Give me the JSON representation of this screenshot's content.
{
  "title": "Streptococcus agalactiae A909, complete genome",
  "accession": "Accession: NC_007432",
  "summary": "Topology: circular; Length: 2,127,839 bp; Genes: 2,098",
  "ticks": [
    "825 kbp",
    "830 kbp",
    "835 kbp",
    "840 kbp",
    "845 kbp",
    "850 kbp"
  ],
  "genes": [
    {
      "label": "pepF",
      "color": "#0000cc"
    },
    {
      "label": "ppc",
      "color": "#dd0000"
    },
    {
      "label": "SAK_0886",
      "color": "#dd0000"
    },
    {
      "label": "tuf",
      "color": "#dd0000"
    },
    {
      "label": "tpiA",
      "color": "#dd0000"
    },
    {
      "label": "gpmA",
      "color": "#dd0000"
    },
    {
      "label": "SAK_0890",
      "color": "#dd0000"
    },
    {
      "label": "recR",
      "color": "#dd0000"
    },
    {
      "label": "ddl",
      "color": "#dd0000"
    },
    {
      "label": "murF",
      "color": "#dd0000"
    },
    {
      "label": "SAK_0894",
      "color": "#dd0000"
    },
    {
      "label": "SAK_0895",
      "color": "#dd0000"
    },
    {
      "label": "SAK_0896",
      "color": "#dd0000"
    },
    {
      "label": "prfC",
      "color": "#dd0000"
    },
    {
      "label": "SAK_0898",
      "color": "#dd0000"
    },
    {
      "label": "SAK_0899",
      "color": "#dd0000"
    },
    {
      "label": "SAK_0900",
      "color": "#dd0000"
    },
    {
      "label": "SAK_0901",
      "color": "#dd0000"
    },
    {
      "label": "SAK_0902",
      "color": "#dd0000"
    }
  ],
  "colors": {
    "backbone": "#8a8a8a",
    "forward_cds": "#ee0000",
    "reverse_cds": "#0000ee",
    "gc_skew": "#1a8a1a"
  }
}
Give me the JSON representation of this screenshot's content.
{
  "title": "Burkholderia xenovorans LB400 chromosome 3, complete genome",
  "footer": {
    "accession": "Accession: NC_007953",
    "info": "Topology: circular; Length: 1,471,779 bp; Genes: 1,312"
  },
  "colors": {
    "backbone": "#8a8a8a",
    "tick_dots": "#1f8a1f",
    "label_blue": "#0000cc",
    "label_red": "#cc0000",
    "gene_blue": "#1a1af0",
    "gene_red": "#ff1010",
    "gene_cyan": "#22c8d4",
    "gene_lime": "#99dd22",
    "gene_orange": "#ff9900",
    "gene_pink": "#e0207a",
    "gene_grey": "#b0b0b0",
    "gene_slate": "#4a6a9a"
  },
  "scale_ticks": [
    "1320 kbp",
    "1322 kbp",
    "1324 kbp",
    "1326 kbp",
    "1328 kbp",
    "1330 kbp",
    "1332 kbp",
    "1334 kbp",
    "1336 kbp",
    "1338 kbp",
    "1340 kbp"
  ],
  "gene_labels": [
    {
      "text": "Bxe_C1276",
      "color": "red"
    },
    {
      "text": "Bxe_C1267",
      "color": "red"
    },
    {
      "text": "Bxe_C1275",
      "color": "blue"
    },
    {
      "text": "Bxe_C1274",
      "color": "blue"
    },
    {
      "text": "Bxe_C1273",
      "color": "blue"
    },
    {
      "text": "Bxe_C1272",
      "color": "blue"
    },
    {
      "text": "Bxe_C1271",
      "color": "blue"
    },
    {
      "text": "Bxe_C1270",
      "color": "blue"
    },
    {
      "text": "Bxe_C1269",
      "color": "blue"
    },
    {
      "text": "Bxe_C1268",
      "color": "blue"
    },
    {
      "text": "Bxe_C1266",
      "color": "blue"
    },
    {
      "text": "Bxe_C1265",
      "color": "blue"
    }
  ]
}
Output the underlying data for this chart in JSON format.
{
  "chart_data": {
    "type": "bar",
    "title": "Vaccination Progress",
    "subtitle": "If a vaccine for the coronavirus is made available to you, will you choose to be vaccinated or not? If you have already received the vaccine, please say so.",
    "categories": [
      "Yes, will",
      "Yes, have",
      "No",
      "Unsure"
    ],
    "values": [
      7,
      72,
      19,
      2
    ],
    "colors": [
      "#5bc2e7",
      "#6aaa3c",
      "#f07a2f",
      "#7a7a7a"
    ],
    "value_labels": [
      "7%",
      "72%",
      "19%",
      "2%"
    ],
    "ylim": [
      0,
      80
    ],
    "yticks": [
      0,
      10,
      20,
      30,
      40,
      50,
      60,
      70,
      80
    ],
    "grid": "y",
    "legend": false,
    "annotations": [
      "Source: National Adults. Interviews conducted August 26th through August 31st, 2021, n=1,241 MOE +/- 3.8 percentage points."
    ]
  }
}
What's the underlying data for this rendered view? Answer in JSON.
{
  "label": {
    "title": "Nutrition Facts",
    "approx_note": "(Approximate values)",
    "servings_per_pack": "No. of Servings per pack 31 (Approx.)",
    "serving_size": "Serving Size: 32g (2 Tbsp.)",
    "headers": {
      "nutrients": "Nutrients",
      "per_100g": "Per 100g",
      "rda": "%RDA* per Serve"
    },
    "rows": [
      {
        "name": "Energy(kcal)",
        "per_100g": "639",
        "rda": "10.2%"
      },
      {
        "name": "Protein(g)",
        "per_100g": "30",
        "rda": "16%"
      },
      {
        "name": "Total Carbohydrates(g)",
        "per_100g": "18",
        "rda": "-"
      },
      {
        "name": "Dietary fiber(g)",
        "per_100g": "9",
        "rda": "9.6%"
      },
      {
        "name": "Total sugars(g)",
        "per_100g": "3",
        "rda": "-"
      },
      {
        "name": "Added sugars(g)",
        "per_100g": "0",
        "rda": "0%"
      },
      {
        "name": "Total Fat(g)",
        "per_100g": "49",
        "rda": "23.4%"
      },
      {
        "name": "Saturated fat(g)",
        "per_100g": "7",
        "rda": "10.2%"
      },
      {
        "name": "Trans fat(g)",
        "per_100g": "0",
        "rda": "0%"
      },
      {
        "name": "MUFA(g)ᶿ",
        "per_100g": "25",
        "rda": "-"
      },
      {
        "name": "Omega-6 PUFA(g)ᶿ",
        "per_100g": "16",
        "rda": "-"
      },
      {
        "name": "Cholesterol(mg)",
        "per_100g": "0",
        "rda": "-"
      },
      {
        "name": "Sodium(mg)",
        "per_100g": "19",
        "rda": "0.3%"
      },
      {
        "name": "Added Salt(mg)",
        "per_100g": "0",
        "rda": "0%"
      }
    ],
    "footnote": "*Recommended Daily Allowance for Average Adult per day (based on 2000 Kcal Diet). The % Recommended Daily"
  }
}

————

• How to complete this task
Pull every line containing "JSON" out of the entries.

• Answer for this exercise
Give me the JSON representation of this screenshot's content.
Give me the JSON representation of this screenshot's content.
Output the underlying data for this chart in JSON format.
What's the underlying data for this rendered view? Answer in JSON.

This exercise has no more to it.